• Records for processing:
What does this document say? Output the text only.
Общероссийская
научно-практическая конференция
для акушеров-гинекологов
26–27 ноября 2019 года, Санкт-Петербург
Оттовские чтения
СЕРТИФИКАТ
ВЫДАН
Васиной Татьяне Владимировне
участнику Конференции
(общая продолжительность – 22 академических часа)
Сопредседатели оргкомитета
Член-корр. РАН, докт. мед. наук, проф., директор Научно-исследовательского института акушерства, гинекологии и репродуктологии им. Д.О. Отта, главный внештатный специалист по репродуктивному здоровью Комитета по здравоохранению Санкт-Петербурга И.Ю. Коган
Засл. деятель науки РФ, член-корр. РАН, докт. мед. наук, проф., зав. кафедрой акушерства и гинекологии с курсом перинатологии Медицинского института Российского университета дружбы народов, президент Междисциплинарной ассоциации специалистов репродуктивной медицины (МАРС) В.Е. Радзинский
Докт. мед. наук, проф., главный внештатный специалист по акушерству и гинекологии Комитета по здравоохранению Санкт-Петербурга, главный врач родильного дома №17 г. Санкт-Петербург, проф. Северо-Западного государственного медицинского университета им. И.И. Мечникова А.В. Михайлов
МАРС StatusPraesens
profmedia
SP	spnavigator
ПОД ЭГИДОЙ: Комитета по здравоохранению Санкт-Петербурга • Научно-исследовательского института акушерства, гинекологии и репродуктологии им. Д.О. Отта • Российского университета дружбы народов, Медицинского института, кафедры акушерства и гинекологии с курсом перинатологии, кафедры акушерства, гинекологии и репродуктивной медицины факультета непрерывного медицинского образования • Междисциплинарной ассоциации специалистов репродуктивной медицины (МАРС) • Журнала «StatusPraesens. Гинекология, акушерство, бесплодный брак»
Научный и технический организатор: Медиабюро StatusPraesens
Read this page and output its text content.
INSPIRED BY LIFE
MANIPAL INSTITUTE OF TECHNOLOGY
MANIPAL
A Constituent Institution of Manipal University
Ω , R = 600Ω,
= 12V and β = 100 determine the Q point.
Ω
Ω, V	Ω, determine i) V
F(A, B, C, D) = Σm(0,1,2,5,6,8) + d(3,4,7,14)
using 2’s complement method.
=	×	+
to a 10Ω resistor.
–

• What the task asks:
Every line of the records above needs to be given again exactly.

• Final result:
What does this document say? Output the text only.
Общероссийская
научно-практическая конференция
для акушеров-гинекологов
26–27 ноября 2019 года, Санкт-Петербург
Оттовские чтения
СЕРТИФИКАТ
ВЫДАН
Васиной Татьяне Владимировне
участнику Конференции
(общая продолжительность – 22 академических часа)
Сопредседатели оргкомитета
Член-корр. РАН, докт. мед. наук, проф., директор Научно-исследовательского института акушерства, гинекологии и репродуктологии им. Д.О. Отта, главный внештатный специалист по репродуктивному здоровью Комитета по здравоохранению Санкт-Петербурга И.Ю. Коган
Засл. деятель науки РФ, член-корр. РАН, докт. мед. наук, проф., зав. кафедрой акушерства и гинекологии с курсом перинатологии Медицинского института Российского университета дружбы народов, президент Междисциплинарной ассоциации специалистов репродуктивной медицины (МАРС) В.Е. Радзинский
Докт. мед. наук, проф., главный внештатный специалист по акушерству и гинекологии Комитета по здравоохранению Санкт-Петербурга, главный врач родильного дома №17 г. Санкт-Петербург, проф. Северо-Западного государственного медицинского университета им. И.И. Мечникова А.В. Михайлов
МАРС StatusPraesens
profmedia
SP	spnavigator
ПОД ЭГИДОЙ: Комитета по здравоохранению Санкт-Петербурга • Научно-исследовательского института акушерства, гинекологии и репродуктологии им. Д.О. Отта • Российского университета дружбы народов, Медицинского института, кафедры акушерства и гинекологии с курсом перинатологии, кафедры акушерства, гинекологии и репродуктивной медицины факультета непрерывного медицинского образования • Междисциплинарной ассоциации специалистов репродуктивной медицины (МАРС) • Журнала «StatusPraesens. Гинекология, акушерство, бесплодный брак»
Научный и технический организатор: Медиабюро StatusPraesens
Read this page and output its text content.
INSPIRED BY LIFE
MANIPAL INSTITUTE OF TECHNOLOGY
MANIPAL
A Constituent Institution of Manipal University
Ω , R = 600Ω,
= 12V and β = 100 determine the Q point.
Ω
Ω, V	Ω, determine i) V
F(A, B, C, D) = Σm(0,1,2,5,6,8) + d(3,4,7,14)
using 2’s complement method.
=	×	+
to a 10Ω resistor.
–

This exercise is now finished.